Exercise prompt:
Copy each line where the word "RELAX" occurs.

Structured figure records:
>>>>
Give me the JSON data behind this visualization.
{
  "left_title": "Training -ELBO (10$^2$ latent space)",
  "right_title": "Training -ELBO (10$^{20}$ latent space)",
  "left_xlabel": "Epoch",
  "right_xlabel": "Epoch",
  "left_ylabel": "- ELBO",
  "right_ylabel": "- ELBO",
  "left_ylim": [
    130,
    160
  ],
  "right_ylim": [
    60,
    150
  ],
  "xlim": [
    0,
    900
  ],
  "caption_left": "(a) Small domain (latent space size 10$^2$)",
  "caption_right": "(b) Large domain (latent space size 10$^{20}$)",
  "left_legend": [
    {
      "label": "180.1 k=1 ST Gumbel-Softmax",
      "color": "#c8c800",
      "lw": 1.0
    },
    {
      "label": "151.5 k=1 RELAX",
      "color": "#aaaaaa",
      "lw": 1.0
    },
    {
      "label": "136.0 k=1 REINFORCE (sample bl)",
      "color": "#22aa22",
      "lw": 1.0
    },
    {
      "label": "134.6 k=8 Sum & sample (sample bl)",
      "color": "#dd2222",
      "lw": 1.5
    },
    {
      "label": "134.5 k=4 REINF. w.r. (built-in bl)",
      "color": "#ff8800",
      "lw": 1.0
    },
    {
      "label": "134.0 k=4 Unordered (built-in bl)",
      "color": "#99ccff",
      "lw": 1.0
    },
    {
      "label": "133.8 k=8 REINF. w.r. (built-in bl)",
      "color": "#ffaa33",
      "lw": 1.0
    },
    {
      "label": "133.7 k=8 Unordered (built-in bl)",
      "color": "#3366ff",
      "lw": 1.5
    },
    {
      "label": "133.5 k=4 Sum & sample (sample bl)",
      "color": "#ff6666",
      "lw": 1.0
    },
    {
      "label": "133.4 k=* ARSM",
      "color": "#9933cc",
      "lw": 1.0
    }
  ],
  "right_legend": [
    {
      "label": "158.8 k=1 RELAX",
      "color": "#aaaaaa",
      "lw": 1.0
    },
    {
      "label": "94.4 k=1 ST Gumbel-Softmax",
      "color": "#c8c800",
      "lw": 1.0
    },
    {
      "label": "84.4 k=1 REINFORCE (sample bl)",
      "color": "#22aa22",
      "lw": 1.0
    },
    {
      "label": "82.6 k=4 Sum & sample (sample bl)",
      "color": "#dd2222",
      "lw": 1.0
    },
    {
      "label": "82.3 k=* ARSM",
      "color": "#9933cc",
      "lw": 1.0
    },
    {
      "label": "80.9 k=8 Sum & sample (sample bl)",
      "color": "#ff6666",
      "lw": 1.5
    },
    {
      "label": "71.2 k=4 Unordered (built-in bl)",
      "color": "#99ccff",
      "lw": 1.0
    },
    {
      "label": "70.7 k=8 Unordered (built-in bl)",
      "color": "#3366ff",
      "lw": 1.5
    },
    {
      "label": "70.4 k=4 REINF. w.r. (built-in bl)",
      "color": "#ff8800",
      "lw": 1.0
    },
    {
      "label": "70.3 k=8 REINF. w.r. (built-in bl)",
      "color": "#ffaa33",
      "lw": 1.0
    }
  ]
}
<<<<
Exercise output:
      "label": "151.5 k=1 RELAX",
      "label": "158.8 k=1 RELAX",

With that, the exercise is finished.